#### PROBLEM:
Extract the listing in its entirety, keeping each line identical to the original.

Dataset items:
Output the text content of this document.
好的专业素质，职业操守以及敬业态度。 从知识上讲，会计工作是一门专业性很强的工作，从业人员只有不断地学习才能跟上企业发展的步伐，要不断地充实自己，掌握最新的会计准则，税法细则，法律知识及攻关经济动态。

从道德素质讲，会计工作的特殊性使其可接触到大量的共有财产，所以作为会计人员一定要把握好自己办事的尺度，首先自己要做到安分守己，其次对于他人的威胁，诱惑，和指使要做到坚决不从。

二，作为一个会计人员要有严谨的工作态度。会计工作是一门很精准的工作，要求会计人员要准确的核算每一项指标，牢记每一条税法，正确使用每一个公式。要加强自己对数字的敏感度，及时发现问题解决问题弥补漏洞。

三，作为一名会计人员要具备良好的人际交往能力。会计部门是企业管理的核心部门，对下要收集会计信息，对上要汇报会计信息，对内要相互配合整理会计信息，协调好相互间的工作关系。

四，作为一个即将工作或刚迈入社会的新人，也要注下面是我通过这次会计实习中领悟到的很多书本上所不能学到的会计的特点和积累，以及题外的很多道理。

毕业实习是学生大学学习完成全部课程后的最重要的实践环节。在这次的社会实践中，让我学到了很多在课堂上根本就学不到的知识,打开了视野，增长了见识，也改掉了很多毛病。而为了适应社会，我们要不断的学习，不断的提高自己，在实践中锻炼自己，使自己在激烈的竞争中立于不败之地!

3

#### SOLUTION FOR THIS PROBLEM:
Output the text content of this document.
好的专业素质，职业操守以及敬业态度。 从知识上讲，会计工作是一门专业性很强的工作，从业人员只有不断地学习才能跟上企业发展的步伐，要不断地充实自己，掌握最新的会计准则，税法细则，法律知识及攻关经济动态。

从道德素质讲，会计工作的特殊性使其可接触到大量的共有财产，所以作为会计人员一定要把握好自己办事的尺度，首先自己要做到安分守己，其次对于他人的威胁，诱惑，和指使要做到坚决不从。

二，作为一个会计人员要有严谨的工作态度。会计工作是一门很精准的工作，要求会计人员要准确的核算每一项指标，牢记每一条税法，正确使用每一个公式。要加强自己对数字的敏感度，及时发现问题解决问题弥补漏洞。

三，作为一名会计人员要具备良好的人际交往能力。会计部门是企业管理的核心部门，对下要收集会计信息，对上要汇报会计信息，对内要相互配合整理会计信息，协调好相互间的工作关系。

四，作为一个即将工作或刚迈入社会的新人，也要注下面是我通过这次会计实习中领悟到的很多书本上所不能学到的会计的特点和积累，以及题外的很多道理。

毕业实习是学生大学学习完成全部课程后的最重要的实践环节。在这次的社会实践中，让我学到了很多在课堂上根本就学不到的知识,打开了视野，增长了见识，也改掉了很多毛病。而为了适应社会，我们要不断的学习，不断的提高自己，在实践中锻炼自己，使自己在激烈的竞争中立于不败之地!

3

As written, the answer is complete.